| DATA LISTING |

# # # #

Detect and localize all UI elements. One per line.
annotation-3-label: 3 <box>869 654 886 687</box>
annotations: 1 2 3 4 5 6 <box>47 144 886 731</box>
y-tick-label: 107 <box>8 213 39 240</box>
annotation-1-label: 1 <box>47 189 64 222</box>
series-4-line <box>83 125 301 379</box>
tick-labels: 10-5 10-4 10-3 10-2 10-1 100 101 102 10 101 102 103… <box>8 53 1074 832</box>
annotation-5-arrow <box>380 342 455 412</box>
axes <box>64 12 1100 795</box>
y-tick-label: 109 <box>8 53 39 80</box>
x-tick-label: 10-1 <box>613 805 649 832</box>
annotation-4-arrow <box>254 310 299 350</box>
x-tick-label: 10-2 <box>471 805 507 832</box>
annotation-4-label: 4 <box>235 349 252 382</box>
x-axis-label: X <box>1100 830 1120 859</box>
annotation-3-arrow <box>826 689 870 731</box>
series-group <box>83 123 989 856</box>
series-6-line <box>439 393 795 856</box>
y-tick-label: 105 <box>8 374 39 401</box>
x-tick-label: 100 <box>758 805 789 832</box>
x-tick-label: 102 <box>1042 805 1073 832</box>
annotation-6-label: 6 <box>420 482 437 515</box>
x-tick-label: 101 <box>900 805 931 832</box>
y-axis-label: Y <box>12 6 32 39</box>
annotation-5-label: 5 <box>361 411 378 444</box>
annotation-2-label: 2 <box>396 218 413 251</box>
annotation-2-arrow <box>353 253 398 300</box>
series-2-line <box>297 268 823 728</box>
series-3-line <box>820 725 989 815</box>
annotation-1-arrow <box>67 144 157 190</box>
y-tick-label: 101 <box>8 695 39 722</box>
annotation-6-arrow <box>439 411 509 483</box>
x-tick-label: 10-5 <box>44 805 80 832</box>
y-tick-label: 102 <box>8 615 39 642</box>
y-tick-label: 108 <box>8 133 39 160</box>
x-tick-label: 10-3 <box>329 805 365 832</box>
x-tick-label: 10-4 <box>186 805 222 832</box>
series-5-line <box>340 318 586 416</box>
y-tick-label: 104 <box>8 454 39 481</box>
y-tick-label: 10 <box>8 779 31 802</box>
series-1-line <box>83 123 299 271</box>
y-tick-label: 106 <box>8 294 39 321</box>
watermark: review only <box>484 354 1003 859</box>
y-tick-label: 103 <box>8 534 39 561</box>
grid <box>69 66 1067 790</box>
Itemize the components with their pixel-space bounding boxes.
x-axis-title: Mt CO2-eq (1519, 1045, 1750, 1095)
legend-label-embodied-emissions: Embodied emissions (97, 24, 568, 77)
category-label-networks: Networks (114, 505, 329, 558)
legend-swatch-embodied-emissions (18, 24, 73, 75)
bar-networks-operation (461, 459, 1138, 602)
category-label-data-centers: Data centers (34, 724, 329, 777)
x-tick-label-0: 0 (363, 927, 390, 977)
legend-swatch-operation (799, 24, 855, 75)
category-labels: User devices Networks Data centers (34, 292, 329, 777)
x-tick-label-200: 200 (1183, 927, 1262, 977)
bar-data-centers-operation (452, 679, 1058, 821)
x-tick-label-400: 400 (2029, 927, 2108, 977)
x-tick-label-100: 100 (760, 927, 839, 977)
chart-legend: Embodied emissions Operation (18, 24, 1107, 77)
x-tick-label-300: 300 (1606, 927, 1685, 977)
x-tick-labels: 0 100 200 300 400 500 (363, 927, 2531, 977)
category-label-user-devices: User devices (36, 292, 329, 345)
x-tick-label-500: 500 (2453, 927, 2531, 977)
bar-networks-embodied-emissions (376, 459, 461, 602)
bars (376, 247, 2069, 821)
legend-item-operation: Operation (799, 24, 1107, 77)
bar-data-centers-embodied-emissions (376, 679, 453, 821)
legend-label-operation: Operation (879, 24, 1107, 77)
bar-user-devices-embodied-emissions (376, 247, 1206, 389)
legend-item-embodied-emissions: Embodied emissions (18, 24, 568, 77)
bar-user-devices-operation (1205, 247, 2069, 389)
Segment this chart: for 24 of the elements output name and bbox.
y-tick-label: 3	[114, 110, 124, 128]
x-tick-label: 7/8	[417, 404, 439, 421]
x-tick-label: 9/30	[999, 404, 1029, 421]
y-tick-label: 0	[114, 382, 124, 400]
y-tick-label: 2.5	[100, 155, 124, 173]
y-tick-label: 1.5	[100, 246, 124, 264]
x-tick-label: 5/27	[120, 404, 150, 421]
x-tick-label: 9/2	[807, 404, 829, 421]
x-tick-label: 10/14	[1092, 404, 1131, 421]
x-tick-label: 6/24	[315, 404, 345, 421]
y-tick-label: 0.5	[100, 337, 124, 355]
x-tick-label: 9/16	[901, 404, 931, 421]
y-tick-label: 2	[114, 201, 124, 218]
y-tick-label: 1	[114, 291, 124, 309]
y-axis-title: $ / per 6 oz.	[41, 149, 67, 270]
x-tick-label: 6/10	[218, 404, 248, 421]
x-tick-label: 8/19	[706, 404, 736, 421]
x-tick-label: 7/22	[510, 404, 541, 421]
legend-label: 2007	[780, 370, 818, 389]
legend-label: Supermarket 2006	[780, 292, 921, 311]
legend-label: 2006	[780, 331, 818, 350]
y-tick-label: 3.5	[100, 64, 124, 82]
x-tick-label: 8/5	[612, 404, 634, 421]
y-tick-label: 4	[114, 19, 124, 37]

# # # #

| GOAL OF THE EXERCISE |
Swap "series-group" for "plot-group" in the material from its first line through the line holding "x-tick-label: 10-4 <box>186 805 222 832</box>", both ends included, and write out only those lines with nothing else changed.

| COMPLETE RESPONSE |
Detect and localize all UI elements. One per line.
annotation-3-label: 3 <box>869 654 886 687</box>
annotations: 1 2 3 4 5 6 <box>47 144 886 731</box>
y-tick-label: 107 <box>8 213 39 240</box>
annotation-1-label: 1 <box>47 189 64 222</box>
series-4-line <box>83 125 301 379</box>
tick-labels: 10-5 10-4 10-3 10-2 10-1 100 101 102 10 101 102 103… <box>8 53 1074 832</box>
annotation-5-arrow <box>380 342 455 412</box>
axes <box>64 12 1100 795</box>
y-tick-label: 109 <box>8 53 39 80</box>
x-tick-label: 10-1 <box>613 805 649 832</box>
annotation-4-arrow <box>254 310 299 350</box>
x-tick-label: 10-2 <box>471 805 507 832</box>
annotation-4-label: 4 <box>235 349 252 382</box>
x-axis-label: X <box>1100 830 1120 859</box>
annotation-3-arrow <box>826 689 870 731</box>
plot-group <box>83 123 989 856</box>
series-6-line <box>439 393 795 856</box>
y-tick-label: 105 <box>8 374 39 401</box>
x-tick-label: 100 <box>758 805 789 832</box>
x-tick-label: 102 <box>1042 805 1073 832</box>
annotation-6-label: 6 <box>420 482 437 515</box>
x-tick-label: 101 <box>900 805 931 832</box>
y-axis-label: Y <box>12 6 32 39</box>
annotation-5-label: 5 <box>361 411 378 444</box>
annotation-2-label: 2 <box>396 218 413 251</box>
annotation-2-arrow <box>353 253 398 300</box>
series-2-line <box>297 268 823 728</box>
series-3-line <box>820 725 989 815</box>
annotation-1-arrow <box>67 144 157 190</box>
y-tick-label: 101 <box>8 695 39 722</box>
annotation-6-arrow <box>439 411 509 483</box>
x-tick-label: 10-5 <box>44 805 80 832</box>
y-tick-label: 102 <box>8 615 39 642</box>
y-tick-label: 108 <box>8 133 39 160</box>
x-tick-label: 10-3 <box>329 805 365 832</box>
x-tick-label: 10-4 <box>186 805 222 832</box>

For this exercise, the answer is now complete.